Copy the data exactly as it appears, and do not include any pictures.

[EXCERPTED DATA]

· · · · · · ·

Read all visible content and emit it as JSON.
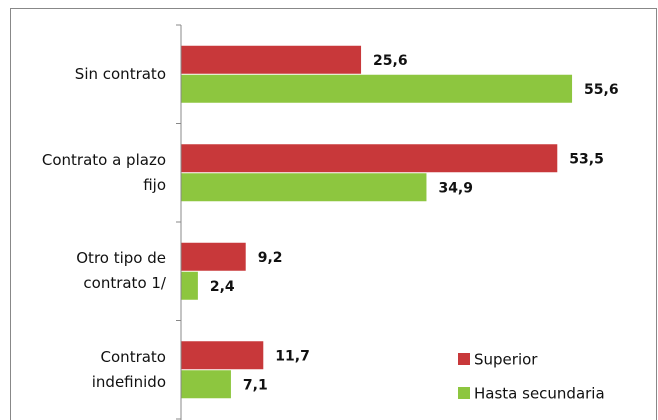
{
  "chart_data": {
    "type": "hbar",
    "categories": [
      "Sin contrato",
      "Contrato a plazo fijo",
      "Otro tipo de contrato 1/",
      "Contrato indefinido"
    ],
    "series": [
      {
        "name": "Superior",
        "color": "#c8383a",
        "values": [
          25.6,
          53.5,
          9.2,
          11.7
        ],
        "value_labels": [
          "25,6",
          "53,5",
          "9,2",
          "11,7"
        ]
      },
      {
        "name": "Hasta secundaria",
        "color": "#8dc63f",
        "values": [
          55.6,
          34.9,
          2.4,
          7.1
        ],
        "value_labels": [
          "55,6",
          "34,9",
          "2,4",
          "7,1"
        ]
      }
    ],
    "xlim": [
      0,
      60
    ],
    "legend": "lower right"
  }
}
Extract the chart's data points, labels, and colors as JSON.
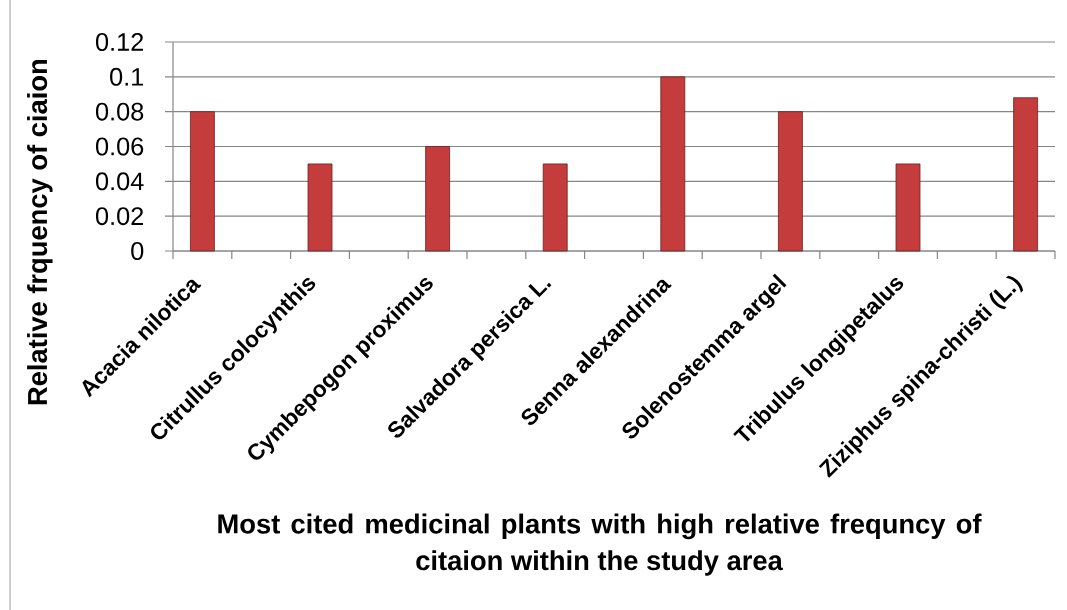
{
  "chart_data": {
    "type": "bar",
    "xlabel": "Most cited medicinal plants with high relative frequncy of citaion within the study area",
    "ylabel": "Relative frquency of ciaion",
    "categories": [
      "Acacia nilotica",
      null,
      "Citrullus colocynthis",
      null,
      "Cymbepogon proximus",
      null,
      "Salvadora persica L.",
      null,
      "Senna alexandrina",
      null,
      "Solenostemma argel",
      null,
      "Tribulus longipetalus",
      null,
      "Ziziphus spina-christi (L.)"
    ],
    "values": [
      0.08,
      null,
      0.05,
      null,
      0.06,
      null,
      0.05,
      null,
      0.1,
      null,
      0.08,
      null,
      0.05,
      null,
      0.088
    ],
    "color": "#c43c3c",
    "ylim": [
      0,
      0.12
    ],
    "yticks": [
      0,
      0.02,
      0.04,
      0.06,
      0.08,
      0.1,
      0.12
    ],
    "grid": "y"
  }
}
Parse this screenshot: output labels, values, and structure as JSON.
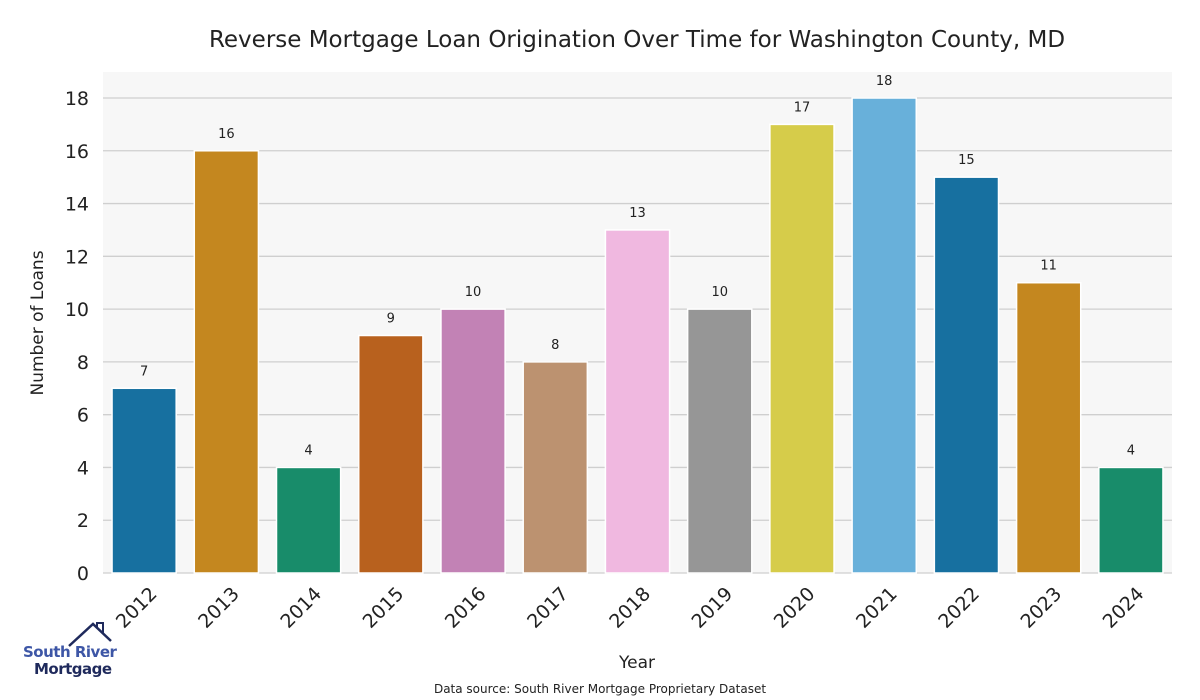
{
  "chart_data": {
    "type": "bar",
    "title": "Reverse Mortgage Loan Origination Over Time for Washington County, MD",
    "xlabel": "Year",
    "ylabel": "Number of Loans",
    "categories": [
      "2012",
      "2013",
      "2014",
      "2015",
      "2016",
      "2017",
      "2018",
      "2019",
      "2020",
      "2021",
      "2022",
      "2023",
      "2024"
    ],
    "values": [
      7,
      16,
      4,
      9,
      10,
      8,
      13,
      10,
      17,
      18,
      15,
      11,
      4
    ],
    "colors": [
      "#1770a0",
      "#c4871f",
      "#188c6a",
      "#b8611e",
      "#c282b5",
      "#bc9270",
      "#f0b8e0",
      "#969696",
      "#d6cc4a",
      "#68b0da",
      "#1770a0",
      "#c4871f",
      "#188c6a"
    ],
    "ylim": [
      0,
      19
    ],
    "yticks": [
      0,
      2,
      4,
      6,
      8,
      10,
      12,
      14,
      16,
      18
    ],
    "grid": true,
    "background": "#f7f7f7",
    "data_labels": true
  },
  "footer": {
    "source": "Data source: South River Mortgage Proprietary Dataset"
  },
  "logo": {
    "line1": "South River",
    "line2": "Mortgage"
  }
}
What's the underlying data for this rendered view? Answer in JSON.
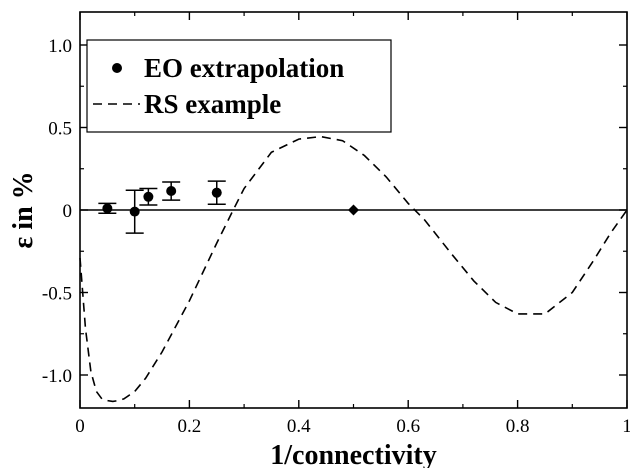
{
  "chart_data": {
    "type": "scatter",
    "title": "",
    "xlabel": "1/connectivity",
    "ylabel": "ε in %",
    "xlim": [
      0,
      1
    ],
    "ylim": [
      -1.2,
      1.2
    ],
    "x_ticks": [
      "0",
      "0.2",
      "0.4",
      "0.6",
      "0.8",
      "1"
    ],
    "y_ticks": [
      "-1.0",
      "-0.5",
      "0",
      "0.5",
      "1.0"
    ],
    "grid": false,
    "legend_position": "top-left",
    "series": [
      {
        "name": "EO extrapolation",
        "kind": "scatter-errorbar",
        "marker": "circle",
        "points": [
          {
            "x": 0.05,
            "y": 0.01,
            "err": 0.03
          },
          {
            "x": 0.1,
            "y": -0.01,
            "err": 0.13
          },
          {
            "x": 0.125,
            "y": 0.08,
            "err": 0.05
          },
          {
            "x": 0.1667,
            "y": 0.115,
            "err": 0.055
          },
          {
            "x": 0.25,
            "y": 0.105,
            "err": 0.07
          }
        ]
      },
      {
        "name": "RS example",
        "kind": "line",
        "dash": "dashed",
        "x": [
          0,
          0.01,
          0.02,
          0.03,
          0.04,
          0.05,
          0.06,
          0.07,
          0.08,
          0.1,
          0.12,
          0.15,
          0.2,
          0.25,
          0.28,
          0.3,
          0.35,
          0.4,
          0.44,
          0.48,
          0.52,
          0.56,
          0.6,
          0.63,
          0.68,
          0.72,
          0.76,
          0.8,
          0.85,
          0.9,
          0.94,
          0.97,
          1.0
        ],
        "y": [
          -0.29,
          -0.72,
          -0.98,
          -1.1,
          -1.145,
          -1.155,
          -1.16,
          -1.155,
          -1.145,
          -1.1,
          -1.02,
          -0.86,
          -0.55,
          -0.2,
          0.0,
          0.13,
          0.35,
          0.43,
          0.445,
          0.42,
          0.33,
          0.2,
          0.04,
          -0.06,
          -0.27,
          -0.43,
          -0.56,
          -0.63,
          -0.63,
          -0.5,
          -0.3,
          -0.14,
          0.0
        ]
      },
      {
        "name": "",
        "kind": "scatter",
        "marker": "diamond",
        "points": [
          {
            "x": 0.5,
            "y": 0.0
          }
        ]
      }
    ],
    "reference_line": {
      "y": 0
    }
  }
}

· · · · · · ·

[REPLY TO THE TASK]
Read all visible content and emit it as JSON.
{
  "chart_data": {
    "type": "hbar",
    "categories": [
      "Sin contrato",
      "Contrato a plazo fijo",
      "Otro tipo de contrato 1/",
      "Contrato indefinido"
    ],
    "series": [
      {
        "name": "Superior",
        "color": "#c8383a",
        "values": [
          25.6,
          53.5,
          9.2,
          11.7
        ],
        "value_labels": [
          "25,6",
          "53,5",
          "9,2",
          "11,7"
        ]
      },
      {
        "name": "Hasta secundaria",
        "color": "#8dc63f",
        "values": [
          55.6,
          34.9,
          2.4,
          7.1
        ],
        "value_labels": [
          "55,6",
          "34,9",
          "2,4",
          "7,1"
        ]
      }
    ],
    "xlim": [
      0,
      60
    ],
    "legend": "lower right"
  }
}
Extract the chart's data points, labels, and colors as JSON.
{
  "chart_data": {
    "type": "bar",
    "xlabel": "Most cited medicinal plants with high relative frequncy of citaion within the study area",
    "ylabel": "Relative frquency of ciaion",
    "categories": [
      "Acacia nilotica",
      null,
      "Citrullus colocynthis",
      null,
      "Cymbepogon proximus",
      null,
      "Salvadora persica L.",
      null,
      "Senna alexandrina",
      null,
      "Solenostemma argel",
      null,
      "Tribulus longipetalus",
      null,
      "Ziziphus spina-christi (L.)"
    ],
    "values": [
      0.08,
      null,
      0.05,
      null,
      0.06,
      null,
      0.05,
      null,
      0.1,
      null,
      0.08,
      null,
      0.05,
      null,
      0.088
    ],
    "color": "#c43c3c",
    "ylim": [
      0,
      0.12
    ],
    "yticks": [
      0,
      0.02,
      0.04,
      0.06,
      0.08,
      0.1,
      0.12
    ],
    "grid": "y"
  }
}
Parse this screenshot: output labels, values, and structure as JSON.
{
  "chart_data": {
    "type": "bar",
    "title": "Reverse Mortgage Loan Origination Over Time for Washington County, MD",
    "xlabel": "Year",
    "ylabel": "Number of Loans",
    "categories": [
      "2012",
      "2013",
      "2014",
      "2015",
      "2016",
      "2017",
      "2018",
      "2019",
      "2020",
      "2021",
      "2022",
      "2023",
      "2024"
    ],
    "values": [
      7,
      16,
      4,
      9,
      10,
      8,
      13,
      10,
      17,
      18,
      15,
      11,
      4
    ],
    "colors": [
      "#1770a0",
      "#c4871f",
      "#188c6a",
      "#b8611e",
      "#c282b5",
      "#bc9270",
      "#f0b8e0",
      "#969696",
      "#d6cc4a",
      "#68b0da",
      "#1770a0",
      "#c4871f",
      "#188c6a"
    ],
    "ylim": [
      0,
      19
    ],
    "yticks": [
      0,
      2,
      4,
      6,
      8,
      10,
      12,
      14,
      16,
      18
    ],
    "grid": true,
    "background": "#f7f7f7",
    "data_labels": true
  },
  "footer": {
    "source": "Data source: South River Mortgage Proprietary Dataset"
  },
  "logo": {
    "line1": "South River",
    "line2": "Mortgage"
  }
}
What's the underlying data for this rendered view? Answer in JSON.
{
  "chart_data": {
    "type": "scatter",
    "title": "",
    "xlabel": "1/connectivity",
    "ylabel": "ε in %",
    "xlim": [
      0,
      1
    ],
    "ylim": [
      -1.2,
      1.2
    ],
    "x_ticks": [
      "0",
      "0.2",
      "0.4",
      "0.6",
      "0.8",
      "1"
    ],
    "y_ticks": [
      "-1.0",
      "-0.5",
      "0",
      "0.5",
      "1.0"
    ],
    "grid": false,
    "legend_position": "top-left",
    "series": [
      {
        "name": "EO extrapolation",
        "kind": "scatter-errorbar",
        "marker": "circle",
        "points": [
          {
            "x": 0.05,
            "y": 0.01,
            "err": 0.03
          },
          {
            "x": 0.1,
            "y": -0.01,
            "err": 0.13
          },
          {
            "x": 0.125,
            "y": 0.08,
            "err": 0.05
          },
          {
            "x": 0.1667,
            "y": 0.115,
            "err": 0.055
          },
          {
            "x": 0.25,
            "y": 0.105,
            "err": 0.07
          }
        ]
      },
      {
        "name": "RS example",
        "kind": "line",
        "dash": "dashed",
        "x": [
          0,
          0.01,
          0.02,
          0.03,
          0.04,
          0.05,
          0.06,
          0.07,
          0.08,
          0.1,
          0.12,
          0.15,
          0.2,
          0.25,
          0.28,
          0.3,
          0.35,
          0.4,
          0.44,
          0.48,
          0.52,
          0.56,
          0.6,
          0.63,
          0.68,
          0.72,
          0.76,
          0.8,
          0.85,
          0.9,
          0.94,
          0.97,
          1.0
        ],
        "y": [
          -0.29,
          -0.72,
          -0.98,
          -1.1,
          -1.145,
          -1.155,
          -1.16,
          -1.155,
          -1.145,
          -1.1,
          -1.02,
          -0.86,
          -0.55,
          -0.2,
          0.0,
          0.13,
          0.35,
          0.43,
          0.445,
          0.42,
          0.33,
          0.2,
          0.04,
          -0.06,
          -0.27,
          -0.43,
          -0.56,
          -0.63,
          -0.63,
          -0.5,
          -0.3,
          -0.14,
          0.0
        ]
      },
      {
        "name": "",
        "kind": "scatter",
        "marker": "diamond",
        "points": [
          {
            "x": 0.5,
            "y": 0.0
          }
        ]
      }
    ],
    "reference_line": {
      "y": 0
    }
  }
}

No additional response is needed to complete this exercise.